# [Task brief]
Using the entries that follow, collect the lines where the word "name" appears.

# [Data to process]
━━━━━━━━━━
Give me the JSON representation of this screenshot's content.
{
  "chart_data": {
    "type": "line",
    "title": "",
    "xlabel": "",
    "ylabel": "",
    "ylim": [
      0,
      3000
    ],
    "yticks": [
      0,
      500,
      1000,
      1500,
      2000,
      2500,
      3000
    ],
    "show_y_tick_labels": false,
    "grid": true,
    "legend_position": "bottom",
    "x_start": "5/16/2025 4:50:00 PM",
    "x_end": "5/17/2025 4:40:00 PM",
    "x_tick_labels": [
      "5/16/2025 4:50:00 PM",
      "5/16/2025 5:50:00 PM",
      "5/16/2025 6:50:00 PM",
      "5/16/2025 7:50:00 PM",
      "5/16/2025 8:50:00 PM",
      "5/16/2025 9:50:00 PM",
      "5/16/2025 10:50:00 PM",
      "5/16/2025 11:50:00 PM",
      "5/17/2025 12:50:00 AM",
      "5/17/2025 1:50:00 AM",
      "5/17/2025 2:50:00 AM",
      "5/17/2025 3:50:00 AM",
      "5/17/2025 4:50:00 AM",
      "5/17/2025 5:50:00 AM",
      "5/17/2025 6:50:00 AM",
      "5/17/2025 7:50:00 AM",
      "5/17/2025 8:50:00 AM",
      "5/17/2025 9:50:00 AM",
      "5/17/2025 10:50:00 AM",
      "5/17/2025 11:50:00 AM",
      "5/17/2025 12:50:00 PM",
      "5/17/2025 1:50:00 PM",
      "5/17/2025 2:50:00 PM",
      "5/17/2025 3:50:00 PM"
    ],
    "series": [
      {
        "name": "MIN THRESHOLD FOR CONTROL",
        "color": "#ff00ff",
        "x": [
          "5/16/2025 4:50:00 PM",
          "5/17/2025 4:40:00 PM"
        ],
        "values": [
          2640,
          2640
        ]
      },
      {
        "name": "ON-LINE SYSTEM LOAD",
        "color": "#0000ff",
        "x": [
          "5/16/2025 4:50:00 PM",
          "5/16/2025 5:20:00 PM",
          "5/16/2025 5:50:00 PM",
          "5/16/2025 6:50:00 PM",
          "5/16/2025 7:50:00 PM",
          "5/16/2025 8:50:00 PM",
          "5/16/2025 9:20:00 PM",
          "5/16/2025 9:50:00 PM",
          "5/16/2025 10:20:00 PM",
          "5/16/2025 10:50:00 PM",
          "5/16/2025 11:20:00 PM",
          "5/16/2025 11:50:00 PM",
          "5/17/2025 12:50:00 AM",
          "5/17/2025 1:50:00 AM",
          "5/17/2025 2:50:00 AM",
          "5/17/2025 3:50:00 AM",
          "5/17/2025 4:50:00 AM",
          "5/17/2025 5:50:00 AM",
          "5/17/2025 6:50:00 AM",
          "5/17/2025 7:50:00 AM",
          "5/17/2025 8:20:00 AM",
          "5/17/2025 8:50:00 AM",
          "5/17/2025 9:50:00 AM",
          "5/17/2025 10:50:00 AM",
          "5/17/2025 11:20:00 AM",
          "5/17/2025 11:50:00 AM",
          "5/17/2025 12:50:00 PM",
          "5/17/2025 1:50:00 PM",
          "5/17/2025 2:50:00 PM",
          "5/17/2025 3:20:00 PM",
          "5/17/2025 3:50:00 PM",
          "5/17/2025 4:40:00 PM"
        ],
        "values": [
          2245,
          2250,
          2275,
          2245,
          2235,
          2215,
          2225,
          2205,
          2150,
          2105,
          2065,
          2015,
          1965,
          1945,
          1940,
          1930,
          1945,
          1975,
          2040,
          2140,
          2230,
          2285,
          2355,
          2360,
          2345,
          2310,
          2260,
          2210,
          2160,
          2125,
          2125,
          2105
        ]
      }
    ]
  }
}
━━━━━━━━━━
# [Right answer]
        "name": "MIN THRESHOLD FOR CONTROL",
        "name": "ON-LINE SYSTEM LOAD",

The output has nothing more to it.